### Exercise description
Every line of the data that contains the string "priestory" must be copied.

### Rows from a dataset
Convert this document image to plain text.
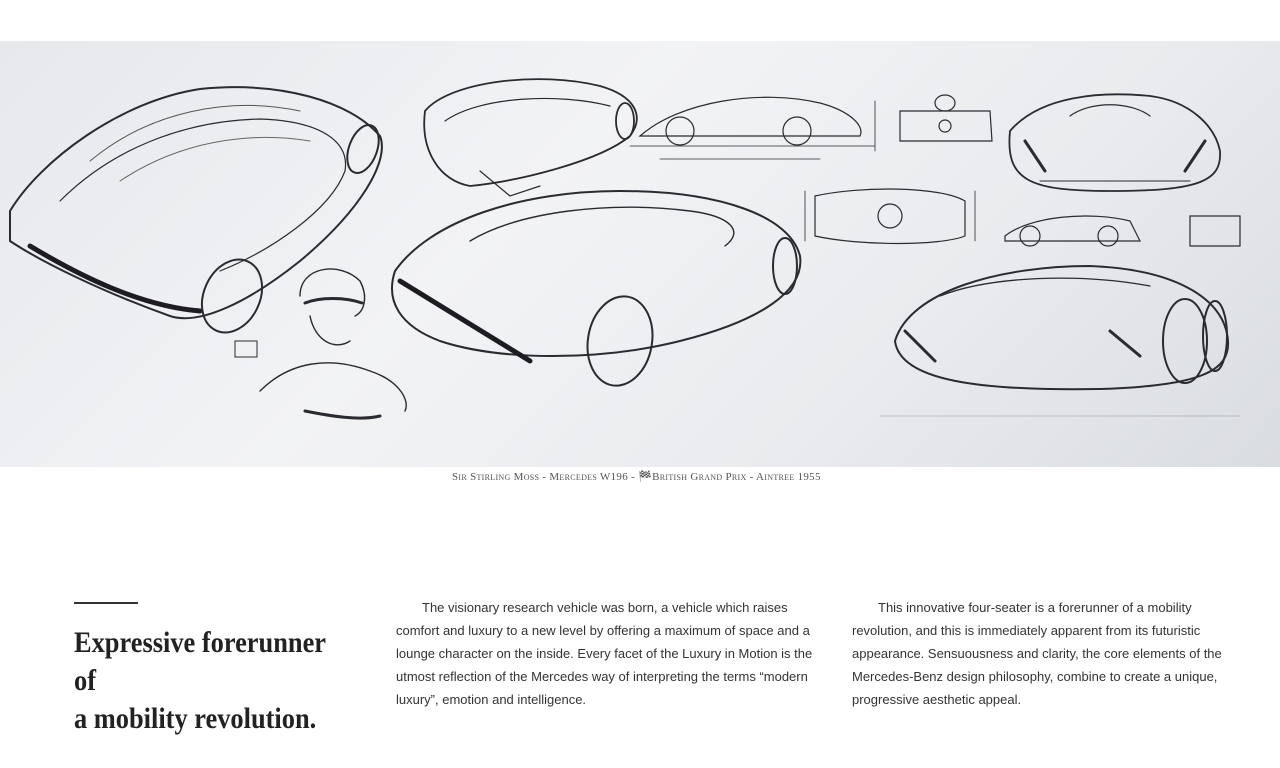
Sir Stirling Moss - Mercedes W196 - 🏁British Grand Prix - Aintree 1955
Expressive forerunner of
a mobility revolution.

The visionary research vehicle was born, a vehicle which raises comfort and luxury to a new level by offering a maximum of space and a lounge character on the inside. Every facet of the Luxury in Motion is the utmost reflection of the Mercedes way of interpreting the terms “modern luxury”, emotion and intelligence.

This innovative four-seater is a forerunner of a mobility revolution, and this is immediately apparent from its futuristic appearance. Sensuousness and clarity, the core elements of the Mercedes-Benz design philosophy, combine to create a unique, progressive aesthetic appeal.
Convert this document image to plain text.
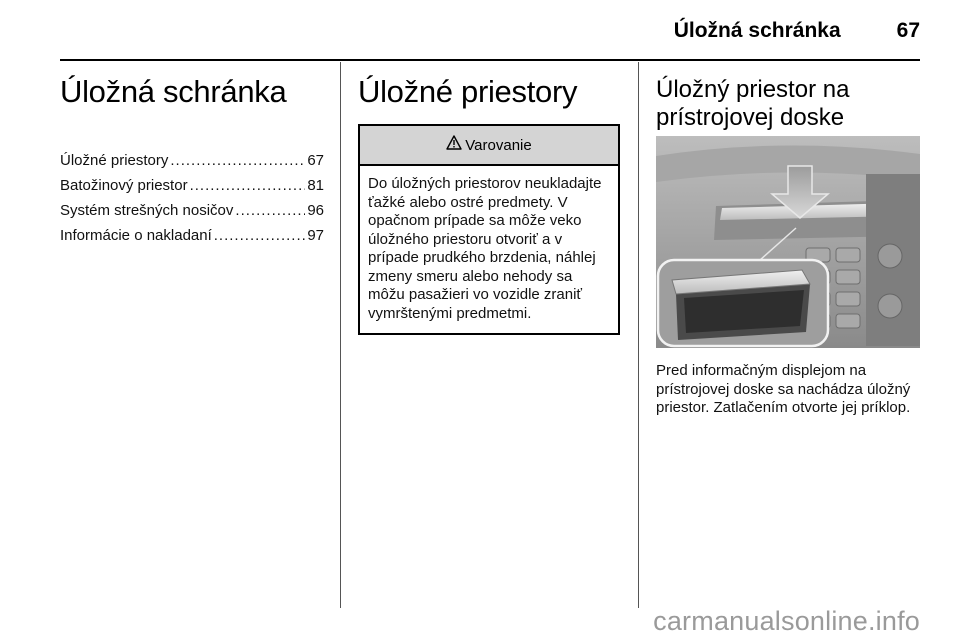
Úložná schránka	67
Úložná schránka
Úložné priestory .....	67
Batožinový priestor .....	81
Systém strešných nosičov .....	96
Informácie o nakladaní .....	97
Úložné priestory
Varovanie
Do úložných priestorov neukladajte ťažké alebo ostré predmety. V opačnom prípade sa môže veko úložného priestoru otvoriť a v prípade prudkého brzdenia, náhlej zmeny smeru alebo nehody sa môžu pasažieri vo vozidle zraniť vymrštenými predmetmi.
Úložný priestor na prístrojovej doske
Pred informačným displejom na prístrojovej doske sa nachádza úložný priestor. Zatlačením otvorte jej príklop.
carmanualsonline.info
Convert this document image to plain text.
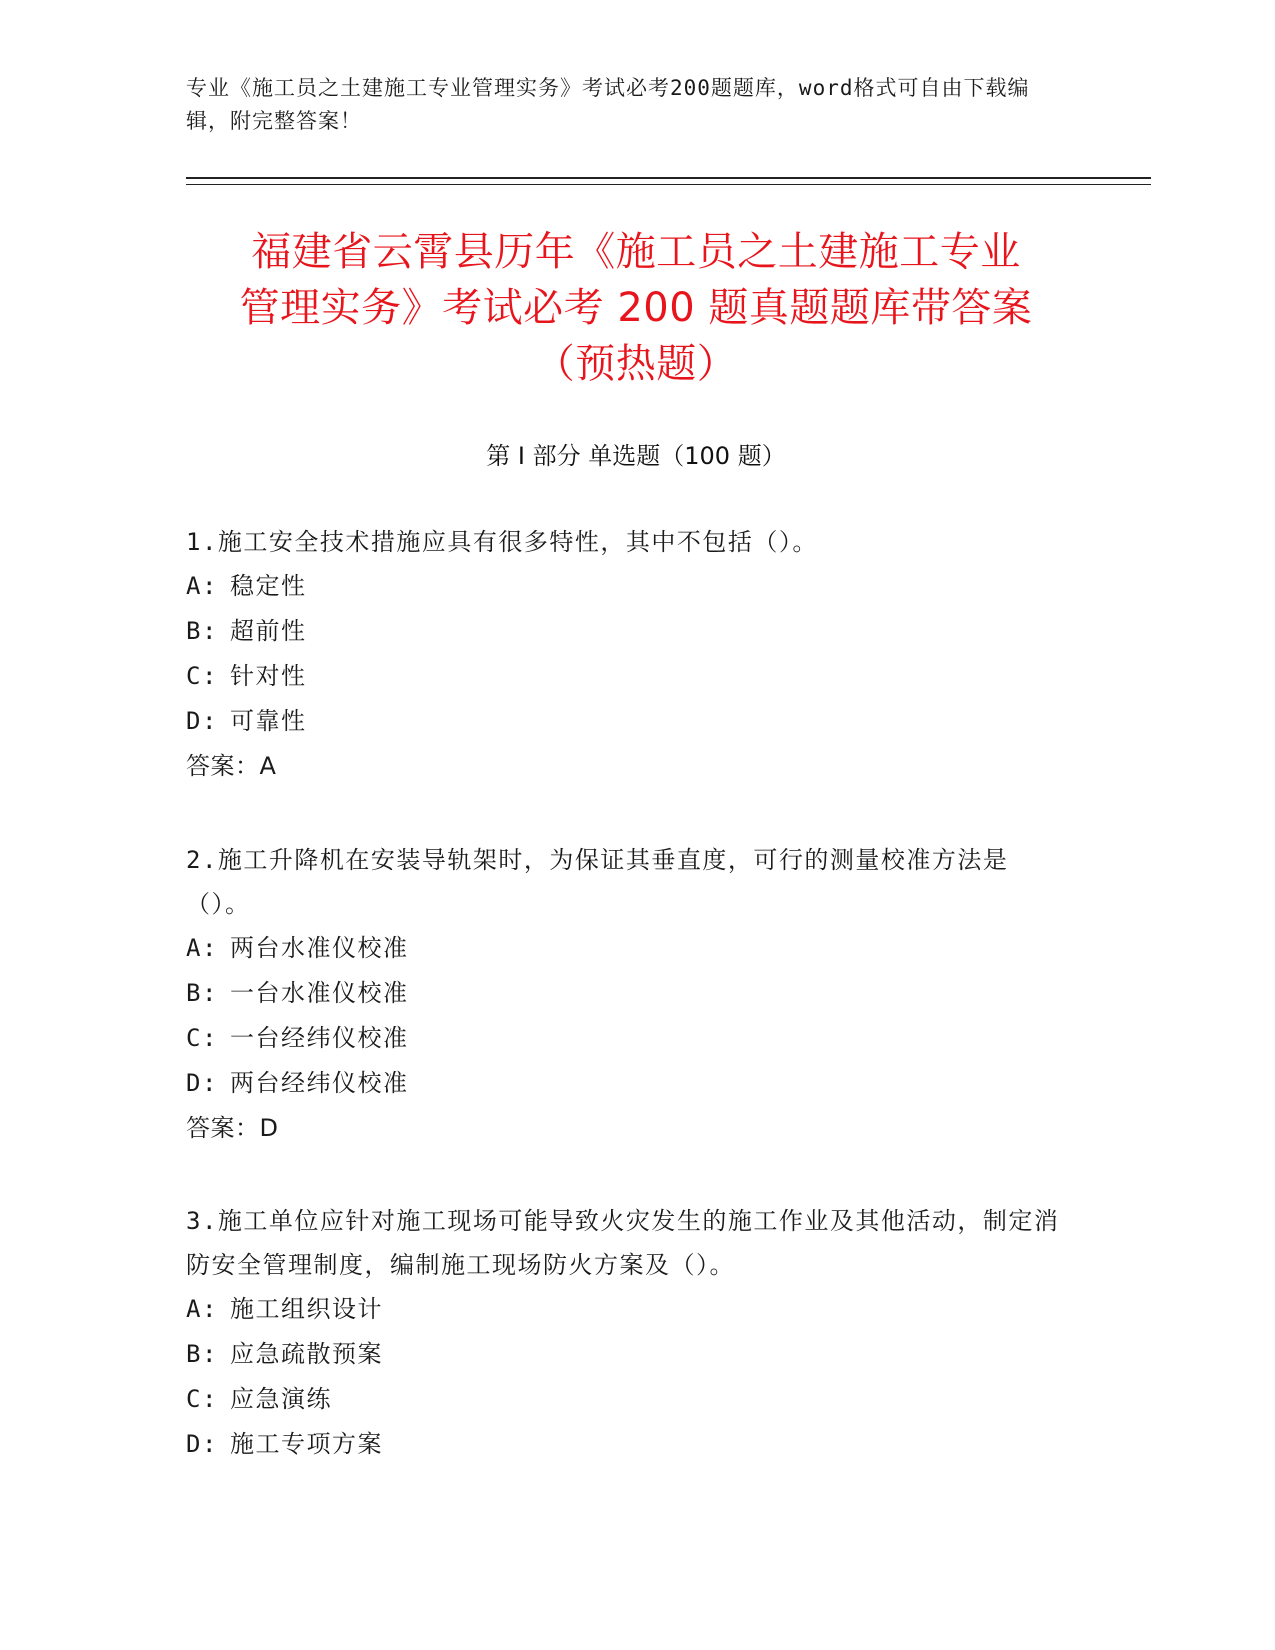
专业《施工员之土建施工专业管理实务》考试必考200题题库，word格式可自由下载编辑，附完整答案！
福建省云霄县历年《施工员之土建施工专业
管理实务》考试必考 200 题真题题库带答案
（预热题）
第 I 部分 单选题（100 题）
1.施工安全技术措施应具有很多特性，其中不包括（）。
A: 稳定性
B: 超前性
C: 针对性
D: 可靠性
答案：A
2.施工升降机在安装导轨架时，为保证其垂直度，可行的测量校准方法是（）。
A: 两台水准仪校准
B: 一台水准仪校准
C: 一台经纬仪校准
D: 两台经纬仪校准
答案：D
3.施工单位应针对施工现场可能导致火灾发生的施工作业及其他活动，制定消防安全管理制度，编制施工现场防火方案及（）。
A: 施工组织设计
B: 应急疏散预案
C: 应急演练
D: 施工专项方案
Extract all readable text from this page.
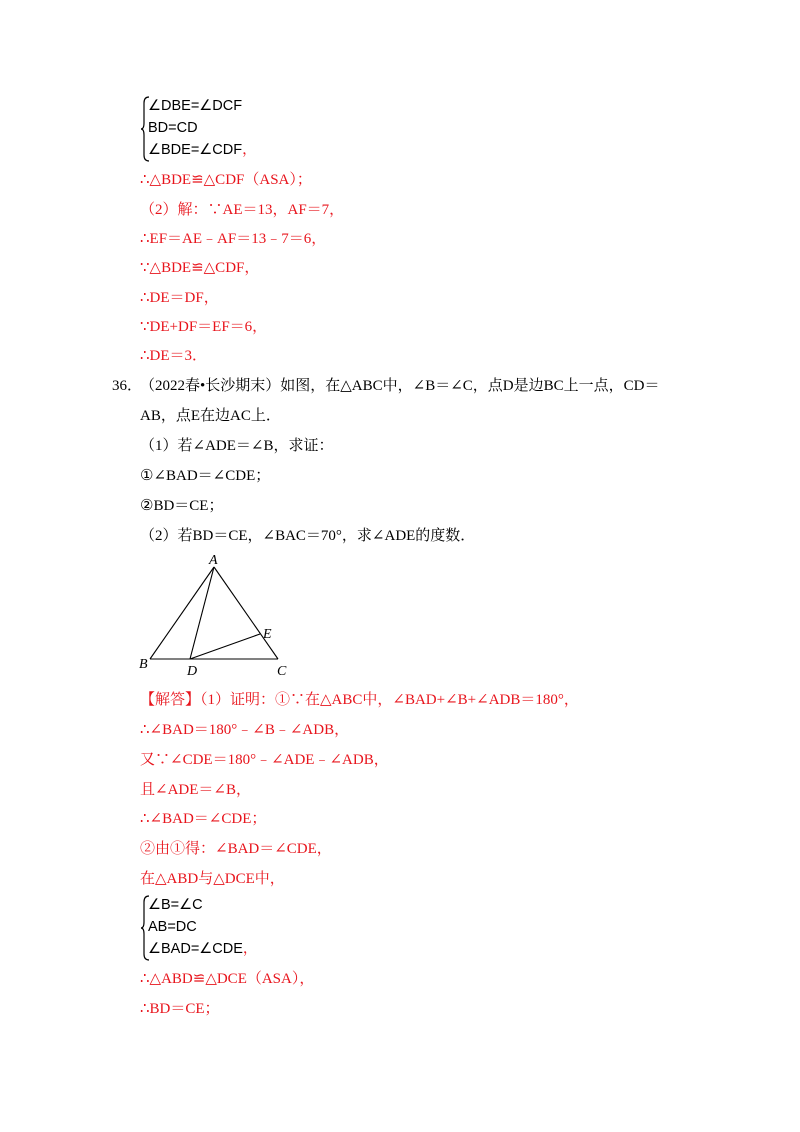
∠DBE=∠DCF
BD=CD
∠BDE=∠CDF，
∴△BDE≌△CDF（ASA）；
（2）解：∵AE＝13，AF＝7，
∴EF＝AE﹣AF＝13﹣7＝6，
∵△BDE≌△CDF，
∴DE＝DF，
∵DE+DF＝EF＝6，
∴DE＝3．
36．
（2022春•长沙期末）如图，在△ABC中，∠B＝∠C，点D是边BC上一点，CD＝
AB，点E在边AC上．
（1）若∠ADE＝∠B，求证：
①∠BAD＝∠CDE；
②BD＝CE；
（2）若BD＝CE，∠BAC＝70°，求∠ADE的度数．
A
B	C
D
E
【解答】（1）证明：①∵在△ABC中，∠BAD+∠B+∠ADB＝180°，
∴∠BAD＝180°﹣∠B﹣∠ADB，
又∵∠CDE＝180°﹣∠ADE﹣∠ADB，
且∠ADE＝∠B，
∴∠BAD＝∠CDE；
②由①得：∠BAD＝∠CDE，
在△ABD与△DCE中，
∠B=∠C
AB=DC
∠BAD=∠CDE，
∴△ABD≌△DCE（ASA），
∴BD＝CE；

### Solution for this exercise
Úložné priestory .....	67
Úložné priestory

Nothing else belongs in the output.